═════ Records for this exercise ═════

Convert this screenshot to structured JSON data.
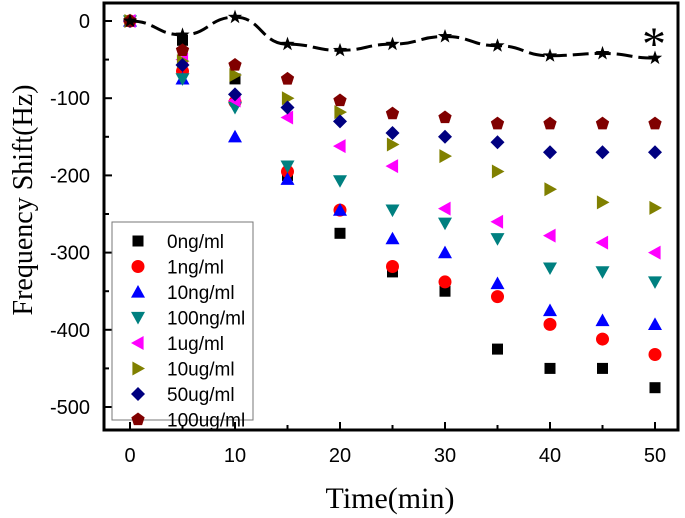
{
  "chart_data": {
    "type": "scatter",
    "xlabel": "Time(min)",
    "ylabel": "Frequency Shift(Hz)",
    "xlim": [
      -2.4,
      52.5
    ],
    "ylim": [
      -532,
      25
    ],
    "xticks": [
      0,
      10,
      20,
      30,
      40,
      50
    ],
    "yticks": [
      0,
      -100,
      -200,
      -300,
      -400,
      -500
    ],
    "legend_position": "bottom-left",
    "annotation": "*",
    "x": [
      0,
      5,
      10,
      15,
      20,
      25,
      30,
      35,
      40,
      45,
      50
    ],
    "series": [
      {
        "name": "0ng/ml",
        "marker": "square",
        "color": "#000000",
        "values": [
          0,
          -25,
          -75,
          -200,
          -275,
          -325,
          -350,
          -425,
          -450,
          -450,
          -475
        ]
      },
      {
        "name": "1ng/ml",
        "marker": "circle",
        "color": "#ff0000",
        "values": [
          0,
          -65,
          -105,
          -195,
          -245,
          -318,
          -338,
          -357,
          -393,
          -412,
          -432
        ]
      },
      {
        "name": "10ng/ml",
        "marker": "triangle-up",
        "color": "#0000ff",
        "values": [
          0,
          -75,
          -150,
          -205,
          -245,
          -282,
          -300,
          -340,
          -375,
          -388,
          -393
        ]
      },
      {
        "name": "100ng/ml",
        "marker": "triangle-down",
        "color": "#008080",
        "values": [
          0,
          -75,
          -112,
          -188,
          -207,
          -245,
          -262,
          -282,
          -320,
          -325,
          -338
        ]
      },
      {
        "name": "1ug/ml",
        "marker": "triangle-left",
        "color": "#ff00ff",
        "values": [
          0,
          -50,
          -103,
          -125,
          -162,
          -188,
          -243,
          -260,
          -278,
          -287,
          -300
        ]
      },
      {
        "name": "10ug/ml",
        "marker": "triangle-right",
        "color": "#808000",
        "values": [
          0,
          -52,
          -70,
          -100,
          -118,
          -160,
          -175,
          -195,
          -218,
          -235,
          -242
        ]
      },
      {
        "name": "50ug/ml",
        "marker": "diamond",
        "color": "#000080",
        "values": [
          0,
          -57,
          -95,
          -112,
          -130,
          -145,
          -150,
          -157,
          -170,
          -170,
          -170
        ]
      },
      {
        "name": "100ug/ml",
        "marker": "pentagon",
        "color": "#800000",
        "values": [
          0,
          -38,
          -57,
          -75,
          -103,
          -120,
          -125,
          -133,
          -133,
          -133,
          -133
        ]
      },
      {
        "marker": "star",
        "color": "#000000",
        "line": "dashed",
        "values": [
          0,
          -18,
          5,
          -30,
          -38,
          -30,
          -20,
          -32,
          -45,
          -42,
          -48
        ]
      }
    ]
  }
}
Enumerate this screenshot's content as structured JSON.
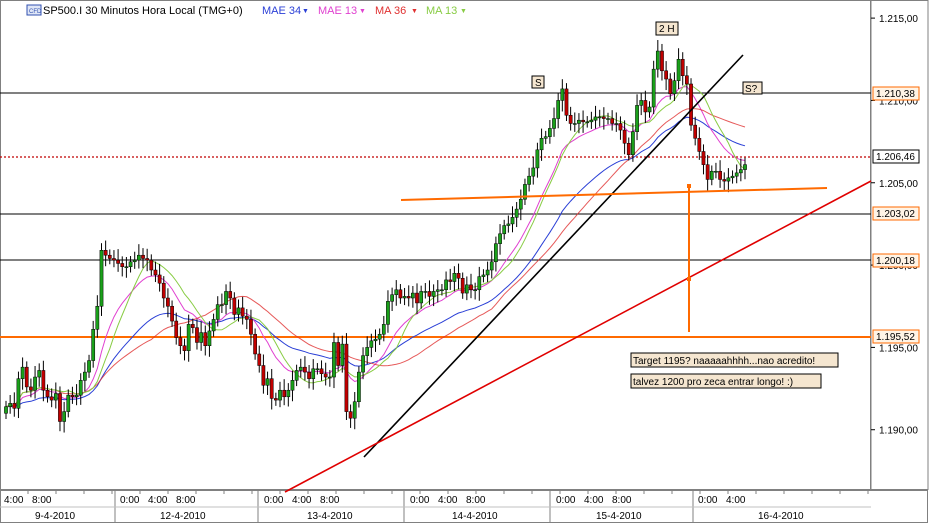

═════

- [Problem]: Output all of the data exactly as it stands, minus any images.

- [Written solution]:
Convert this screenshot to structured JSON data.
{
  "chart_data": {
    "type": "scatter",
    "xlabel": "Time(min)",
    "ylabel": "Frequency Shift(Hz)",
    "xlim": [
      -2.4,
      52.5
    ],
    "ylim": [
      -532,
      25
    ],
    "xticks": [
      0,
      10,
      20,
      30,
      40,
      50
    ],
    "yticks": [
      0,
      -100,
      -200,
      -300,
      -400,
      -500
    ],
    "legend_position": "bottom-left",
    "annotation": "*",
    "x": [
      0,
      5,
      10,
      15,
      20,
      25,
      30,
      35,
      40,
      45,
      50
    ],
    "series": [
      {
        "name": "0ng/ml",
        "marker": "square",
        "color": "#000000",
        "values": [
          0,
          -25,
          -75,
          -200,
          -275,
          -325,
          -350,
          -425,
          -450,
          -450,
          -475
        ]
      },
      {
        "name": "1ng/ml",
        "marker": "circle",
        "color": "#ff0000",
        "values": [
          0,
          -65,
          -105,
          -195,
          -245,
          -318,
          -338,
          -357,
          -393,
          -412,
          -432
        ]
      },
      {
        "name": "10ng/ml",
        "marker": "triangle-up",
        "color": "#0000ff",
        "values": [
          0,
          -75,
          -150,
          -205,
          -245,
          -282,
          -300,
          -340,
          -375,
          -388,
          -393
        ]
      },
      {
        "name": "100ng/ml",
        "marker": "triangle-down",
        "color": "#008080",
        "values": [
          0,
          -75,
          -112,
          -188,
          -207,
          -245,
          -262,
          -282,
          -320,
          -325,
          -338
        ]
      },
      {
        "name": "1ug/ml",
        "marker": "triangle-left",
        "color": "#ff00ff",
        "values": [
          0,
          -50,
          -103,
          -125,
          -162,
          -188,
          -243,
          -260,
          -278,
          -287,
          -300
        ]
      },
      {
        "name": "10ug/ml",
        "marker": "triangle-right",
        "color": "#808000",
        "values": [
          0,
          -52,
          -70,
          -100,
          -118,
          -160,
          -175,
          -195,
          -218,
          -235,
          -242
        ]
      },
      {
        "name": "50ug/ml",
        "marker": "diamond",
        "color": "#000080",
        "values": [
          0,
          -57,
          -95,
          -112,
          -130,
          -145,
          -150,
          -157,
          -170,
          -170,
          -170
        ]
      },
      {
        "name": "100ug/ml",
        "marker": "pentagon",
        "color": "#800000",
        "values": [
          0,
          -38,
          -57,
          -75,
          -103,
          -120,
          -125,
          -133,
          -133,
          -133,
          -133
        ]
      },
      {
        "marker": "star",
        "color": "#000000",
        "line": "dashed",
        "values": [
          0,
          -18,
          5,
          -30,
          -38,
          -30,
          -20,
          -32,
          -45,
          -42,
          -48
        ]
      }
    ]
  }
}
Enumerate this screenshot's content as structured JSON.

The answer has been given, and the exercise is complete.